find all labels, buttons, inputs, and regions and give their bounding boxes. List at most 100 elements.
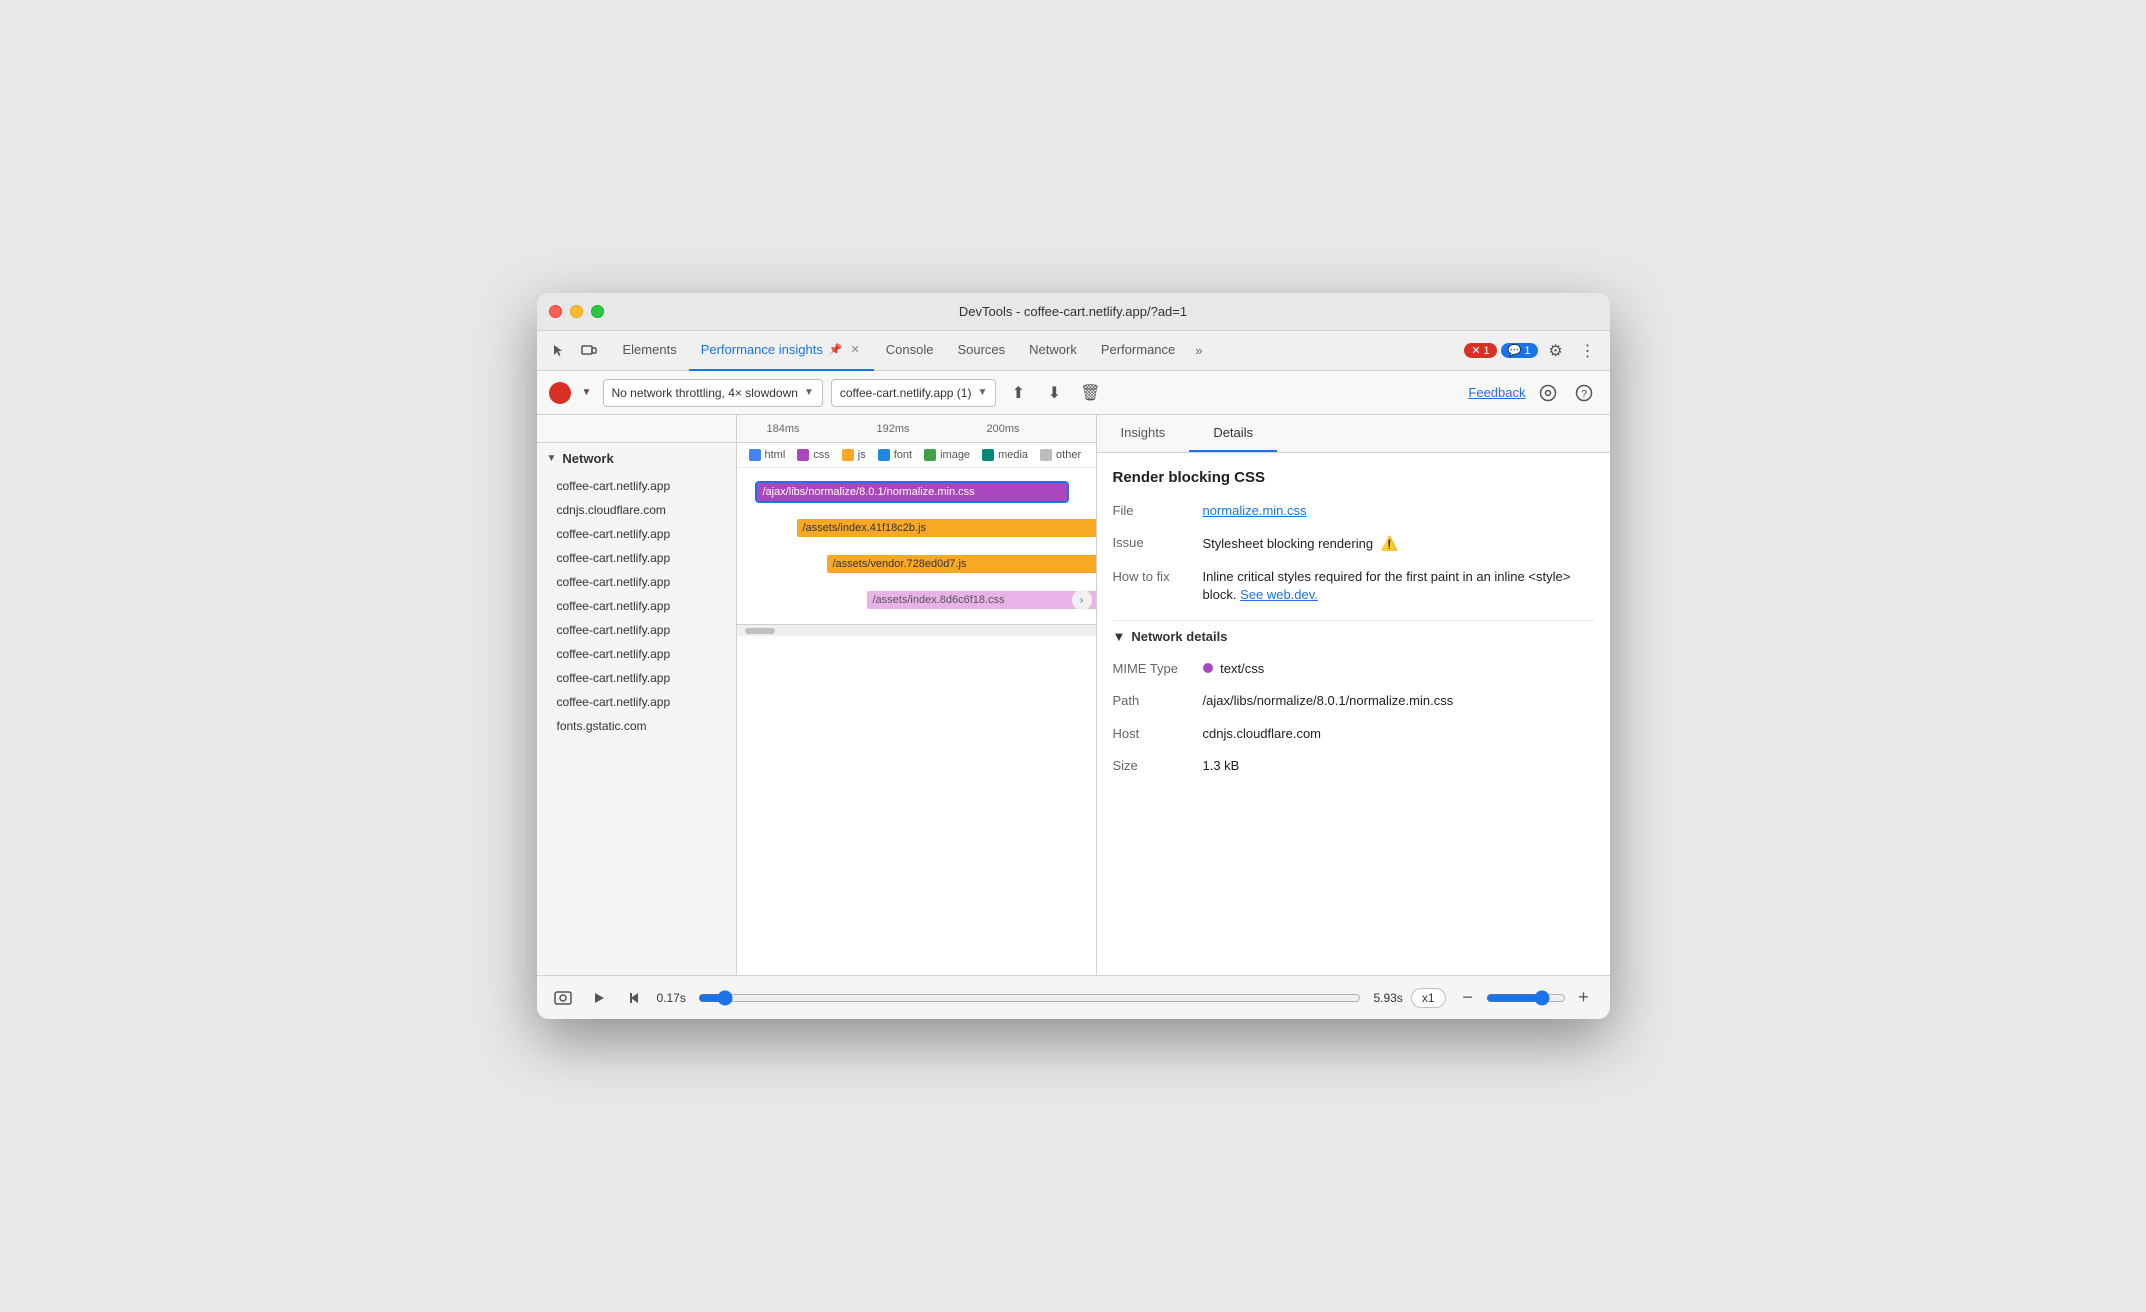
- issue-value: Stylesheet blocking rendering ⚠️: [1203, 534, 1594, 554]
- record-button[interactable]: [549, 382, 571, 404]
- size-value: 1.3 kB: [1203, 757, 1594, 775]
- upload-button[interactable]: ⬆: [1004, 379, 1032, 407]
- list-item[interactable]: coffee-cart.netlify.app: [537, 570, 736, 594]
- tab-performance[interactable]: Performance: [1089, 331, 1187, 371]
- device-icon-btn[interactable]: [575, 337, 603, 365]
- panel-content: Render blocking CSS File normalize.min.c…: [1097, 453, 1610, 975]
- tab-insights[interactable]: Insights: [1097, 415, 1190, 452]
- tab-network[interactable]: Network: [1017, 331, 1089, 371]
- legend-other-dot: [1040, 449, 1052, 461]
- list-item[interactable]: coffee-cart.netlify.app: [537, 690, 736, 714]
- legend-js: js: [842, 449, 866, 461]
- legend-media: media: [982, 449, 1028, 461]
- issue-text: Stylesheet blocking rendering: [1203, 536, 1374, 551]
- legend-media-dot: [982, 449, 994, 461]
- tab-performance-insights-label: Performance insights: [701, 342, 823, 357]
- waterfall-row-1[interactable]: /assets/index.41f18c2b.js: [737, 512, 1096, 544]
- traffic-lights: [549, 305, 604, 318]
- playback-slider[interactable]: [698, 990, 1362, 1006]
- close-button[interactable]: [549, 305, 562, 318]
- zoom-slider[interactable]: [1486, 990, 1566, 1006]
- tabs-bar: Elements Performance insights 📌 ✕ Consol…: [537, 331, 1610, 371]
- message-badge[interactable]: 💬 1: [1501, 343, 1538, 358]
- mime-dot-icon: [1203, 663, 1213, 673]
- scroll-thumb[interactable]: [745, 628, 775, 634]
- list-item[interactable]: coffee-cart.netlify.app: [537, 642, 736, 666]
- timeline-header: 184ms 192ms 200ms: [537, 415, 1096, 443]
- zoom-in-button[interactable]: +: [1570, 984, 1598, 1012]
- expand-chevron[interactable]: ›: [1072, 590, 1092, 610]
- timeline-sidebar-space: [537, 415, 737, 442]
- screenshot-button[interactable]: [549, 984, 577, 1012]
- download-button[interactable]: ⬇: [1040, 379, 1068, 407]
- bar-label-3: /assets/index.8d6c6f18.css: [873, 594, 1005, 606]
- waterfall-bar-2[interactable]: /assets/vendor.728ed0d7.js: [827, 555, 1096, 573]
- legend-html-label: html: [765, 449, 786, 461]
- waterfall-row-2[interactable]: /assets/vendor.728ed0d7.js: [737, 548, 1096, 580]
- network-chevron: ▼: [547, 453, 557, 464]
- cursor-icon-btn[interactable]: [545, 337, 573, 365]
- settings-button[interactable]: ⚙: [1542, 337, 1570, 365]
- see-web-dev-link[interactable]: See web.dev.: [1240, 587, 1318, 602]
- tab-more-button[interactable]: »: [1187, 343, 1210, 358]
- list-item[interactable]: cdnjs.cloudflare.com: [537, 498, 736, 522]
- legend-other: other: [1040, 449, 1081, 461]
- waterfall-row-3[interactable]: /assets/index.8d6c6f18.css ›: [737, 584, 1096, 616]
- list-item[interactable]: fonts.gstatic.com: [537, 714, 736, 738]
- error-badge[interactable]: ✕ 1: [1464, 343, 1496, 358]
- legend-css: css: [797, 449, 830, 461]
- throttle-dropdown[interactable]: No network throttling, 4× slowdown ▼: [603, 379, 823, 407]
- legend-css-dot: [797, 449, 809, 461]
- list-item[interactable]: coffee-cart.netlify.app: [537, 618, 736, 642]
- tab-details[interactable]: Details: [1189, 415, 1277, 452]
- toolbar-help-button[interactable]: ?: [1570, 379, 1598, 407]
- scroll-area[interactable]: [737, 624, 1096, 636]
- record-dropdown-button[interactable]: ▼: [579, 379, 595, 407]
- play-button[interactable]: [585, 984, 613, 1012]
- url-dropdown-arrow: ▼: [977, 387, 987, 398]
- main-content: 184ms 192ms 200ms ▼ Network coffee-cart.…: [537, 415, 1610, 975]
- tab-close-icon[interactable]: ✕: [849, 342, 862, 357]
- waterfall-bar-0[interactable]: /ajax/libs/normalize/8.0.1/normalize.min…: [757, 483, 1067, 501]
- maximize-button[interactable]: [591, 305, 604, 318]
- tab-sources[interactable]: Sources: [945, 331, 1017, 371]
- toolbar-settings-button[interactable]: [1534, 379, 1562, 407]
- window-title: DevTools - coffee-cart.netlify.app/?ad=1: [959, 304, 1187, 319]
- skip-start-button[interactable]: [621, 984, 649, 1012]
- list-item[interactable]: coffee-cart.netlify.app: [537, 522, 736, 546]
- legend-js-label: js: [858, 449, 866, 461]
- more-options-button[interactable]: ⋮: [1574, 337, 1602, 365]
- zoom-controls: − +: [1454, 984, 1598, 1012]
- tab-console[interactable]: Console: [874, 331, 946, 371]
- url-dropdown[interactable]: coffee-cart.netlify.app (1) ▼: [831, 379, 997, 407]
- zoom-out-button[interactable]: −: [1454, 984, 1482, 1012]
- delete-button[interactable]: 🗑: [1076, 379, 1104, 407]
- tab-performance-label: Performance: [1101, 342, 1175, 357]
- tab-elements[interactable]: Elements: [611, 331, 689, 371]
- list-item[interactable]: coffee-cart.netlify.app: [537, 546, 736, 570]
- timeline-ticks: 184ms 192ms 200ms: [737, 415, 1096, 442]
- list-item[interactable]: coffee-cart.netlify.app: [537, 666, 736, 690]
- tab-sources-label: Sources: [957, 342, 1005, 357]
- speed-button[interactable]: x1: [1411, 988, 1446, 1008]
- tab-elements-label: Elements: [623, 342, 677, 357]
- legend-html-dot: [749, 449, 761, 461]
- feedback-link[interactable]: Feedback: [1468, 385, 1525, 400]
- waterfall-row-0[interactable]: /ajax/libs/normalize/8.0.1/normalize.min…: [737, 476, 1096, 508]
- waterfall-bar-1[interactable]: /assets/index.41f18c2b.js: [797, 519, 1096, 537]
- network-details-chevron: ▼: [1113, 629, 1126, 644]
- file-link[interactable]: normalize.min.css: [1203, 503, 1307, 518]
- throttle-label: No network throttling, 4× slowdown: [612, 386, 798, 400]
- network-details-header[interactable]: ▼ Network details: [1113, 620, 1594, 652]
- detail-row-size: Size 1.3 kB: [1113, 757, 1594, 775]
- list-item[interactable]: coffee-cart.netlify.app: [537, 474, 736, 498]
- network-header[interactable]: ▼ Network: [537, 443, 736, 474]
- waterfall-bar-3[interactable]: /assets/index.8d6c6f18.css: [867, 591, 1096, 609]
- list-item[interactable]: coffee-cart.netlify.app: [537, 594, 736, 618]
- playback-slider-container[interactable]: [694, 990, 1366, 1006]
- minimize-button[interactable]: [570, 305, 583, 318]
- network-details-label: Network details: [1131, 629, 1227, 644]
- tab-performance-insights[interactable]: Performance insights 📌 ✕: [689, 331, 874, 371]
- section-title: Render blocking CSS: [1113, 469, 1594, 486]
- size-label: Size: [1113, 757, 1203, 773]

#### Task description
Write out the stretch of the records from the line containing "- issue-value: Stylesheet" through the line containing "- device-icon-btn[interactable]: [575, 337, 603, 365]", both ends included, reproducing each line without change.

#### Answer in full
- issue-value: Stylesheet blocking rendering ⚠️: [1203, 534, 1594, 554]
- record-button[interactable]: [549, 382, 571, 404]
- size-value: 1.3 kB: [1203, 757, 1594, 775]
- upload-button[interactable]: ⬆: [1004, 379, 1032, 407]
- list-item[interactable]: coffee-cart.netlify.app: [537, 570, 736, 594]
- tab-performance[interactable]: Performance: [1089, 331, 1187, 371]
- device-icon-btn[interactable]: [575, 337, 603, 365]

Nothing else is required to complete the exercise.